## [Aim of the exercise]
In the listing below, count each line containing "Drucken" and answer with the count only.

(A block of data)

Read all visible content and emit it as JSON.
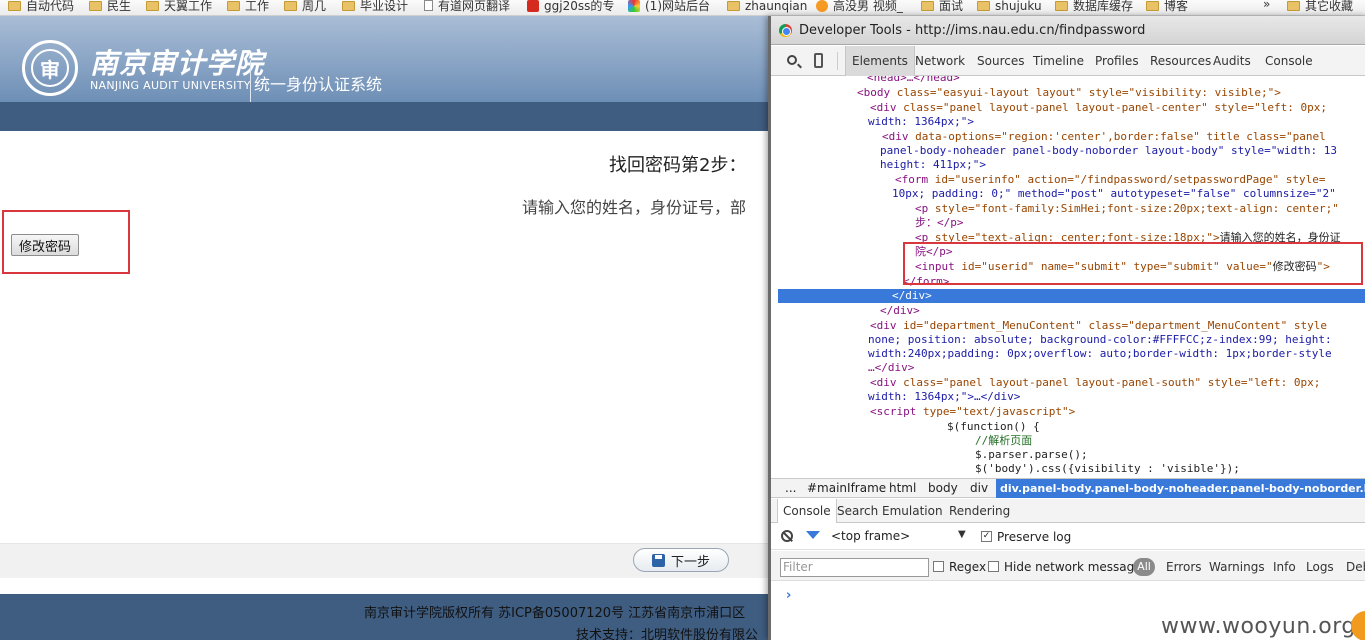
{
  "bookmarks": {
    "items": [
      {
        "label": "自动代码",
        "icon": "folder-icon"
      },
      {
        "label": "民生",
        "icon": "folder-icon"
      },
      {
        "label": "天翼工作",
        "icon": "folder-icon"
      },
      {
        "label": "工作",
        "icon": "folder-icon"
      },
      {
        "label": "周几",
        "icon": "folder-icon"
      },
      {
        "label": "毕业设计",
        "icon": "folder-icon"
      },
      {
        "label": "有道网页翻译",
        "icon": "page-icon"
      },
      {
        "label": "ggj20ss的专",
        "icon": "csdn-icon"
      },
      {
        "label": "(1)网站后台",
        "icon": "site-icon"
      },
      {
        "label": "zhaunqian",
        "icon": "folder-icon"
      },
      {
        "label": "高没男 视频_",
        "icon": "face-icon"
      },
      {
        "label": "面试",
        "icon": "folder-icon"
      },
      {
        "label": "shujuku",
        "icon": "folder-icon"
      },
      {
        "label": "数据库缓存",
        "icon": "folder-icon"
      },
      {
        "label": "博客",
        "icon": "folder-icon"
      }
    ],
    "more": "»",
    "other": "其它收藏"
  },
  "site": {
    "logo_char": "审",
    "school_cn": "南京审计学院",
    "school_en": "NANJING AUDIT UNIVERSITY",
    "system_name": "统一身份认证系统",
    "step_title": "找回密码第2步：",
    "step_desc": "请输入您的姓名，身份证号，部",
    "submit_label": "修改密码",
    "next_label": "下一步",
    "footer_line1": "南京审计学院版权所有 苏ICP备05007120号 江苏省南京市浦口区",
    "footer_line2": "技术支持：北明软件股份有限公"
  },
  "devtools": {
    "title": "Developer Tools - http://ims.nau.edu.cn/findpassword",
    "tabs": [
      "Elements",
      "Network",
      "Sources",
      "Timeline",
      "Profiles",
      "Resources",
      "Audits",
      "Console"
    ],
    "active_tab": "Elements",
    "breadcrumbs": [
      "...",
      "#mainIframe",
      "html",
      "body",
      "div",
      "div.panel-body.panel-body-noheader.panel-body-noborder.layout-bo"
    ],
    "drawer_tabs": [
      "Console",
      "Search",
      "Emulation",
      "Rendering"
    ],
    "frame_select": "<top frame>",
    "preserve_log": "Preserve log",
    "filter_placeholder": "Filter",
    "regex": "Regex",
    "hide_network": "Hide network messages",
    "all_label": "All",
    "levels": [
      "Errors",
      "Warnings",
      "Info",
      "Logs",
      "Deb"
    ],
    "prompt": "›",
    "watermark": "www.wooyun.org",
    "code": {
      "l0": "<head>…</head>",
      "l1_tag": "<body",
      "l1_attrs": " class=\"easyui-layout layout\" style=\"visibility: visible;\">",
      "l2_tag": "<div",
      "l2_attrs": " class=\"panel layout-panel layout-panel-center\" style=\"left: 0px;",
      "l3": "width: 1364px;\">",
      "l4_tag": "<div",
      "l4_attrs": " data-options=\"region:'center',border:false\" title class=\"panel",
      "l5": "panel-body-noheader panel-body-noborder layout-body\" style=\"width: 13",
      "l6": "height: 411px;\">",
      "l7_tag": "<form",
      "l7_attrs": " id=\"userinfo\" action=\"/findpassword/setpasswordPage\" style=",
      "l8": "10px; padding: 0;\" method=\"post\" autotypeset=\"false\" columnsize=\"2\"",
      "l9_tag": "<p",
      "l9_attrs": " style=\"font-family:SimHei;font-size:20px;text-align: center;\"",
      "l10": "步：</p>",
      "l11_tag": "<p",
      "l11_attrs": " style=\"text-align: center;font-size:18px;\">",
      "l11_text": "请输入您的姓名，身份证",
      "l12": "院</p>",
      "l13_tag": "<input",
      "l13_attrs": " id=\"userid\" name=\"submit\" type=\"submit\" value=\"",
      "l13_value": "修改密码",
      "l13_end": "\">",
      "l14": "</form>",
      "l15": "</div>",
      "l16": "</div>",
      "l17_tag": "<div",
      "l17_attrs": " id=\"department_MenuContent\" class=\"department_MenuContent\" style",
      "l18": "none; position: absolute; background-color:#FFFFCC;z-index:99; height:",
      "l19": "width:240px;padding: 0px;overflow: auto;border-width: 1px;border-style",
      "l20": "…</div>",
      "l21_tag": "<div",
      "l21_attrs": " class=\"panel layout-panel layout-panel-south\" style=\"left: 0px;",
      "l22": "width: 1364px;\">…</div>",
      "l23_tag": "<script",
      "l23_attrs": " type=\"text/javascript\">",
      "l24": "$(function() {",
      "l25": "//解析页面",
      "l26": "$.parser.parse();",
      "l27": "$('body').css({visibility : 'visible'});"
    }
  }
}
* * *
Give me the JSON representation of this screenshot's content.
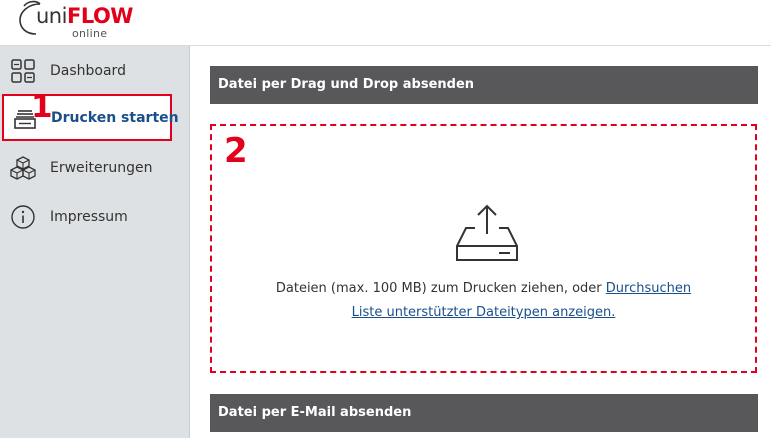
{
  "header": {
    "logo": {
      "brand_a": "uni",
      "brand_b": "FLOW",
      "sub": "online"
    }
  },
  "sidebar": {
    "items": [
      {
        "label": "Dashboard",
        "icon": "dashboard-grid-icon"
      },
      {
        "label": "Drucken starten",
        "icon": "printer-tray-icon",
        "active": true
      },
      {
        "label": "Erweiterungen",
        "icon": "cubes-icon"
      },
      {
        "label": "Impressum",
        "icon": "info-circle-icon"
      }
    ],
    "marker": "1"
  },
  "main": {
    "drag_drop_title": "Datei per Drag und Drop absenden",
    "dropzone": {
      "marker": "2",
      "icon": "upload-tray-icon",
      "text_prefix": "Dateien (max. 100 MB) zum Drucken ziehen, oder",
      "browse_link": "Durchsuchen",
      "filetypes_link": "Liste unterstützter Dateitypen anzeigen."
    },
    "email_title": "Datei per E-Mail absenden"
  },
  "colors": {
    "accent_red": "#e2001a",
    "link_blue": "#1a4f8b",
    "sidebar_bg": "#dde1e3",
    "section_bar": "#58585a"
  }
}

## [Answer in full]
2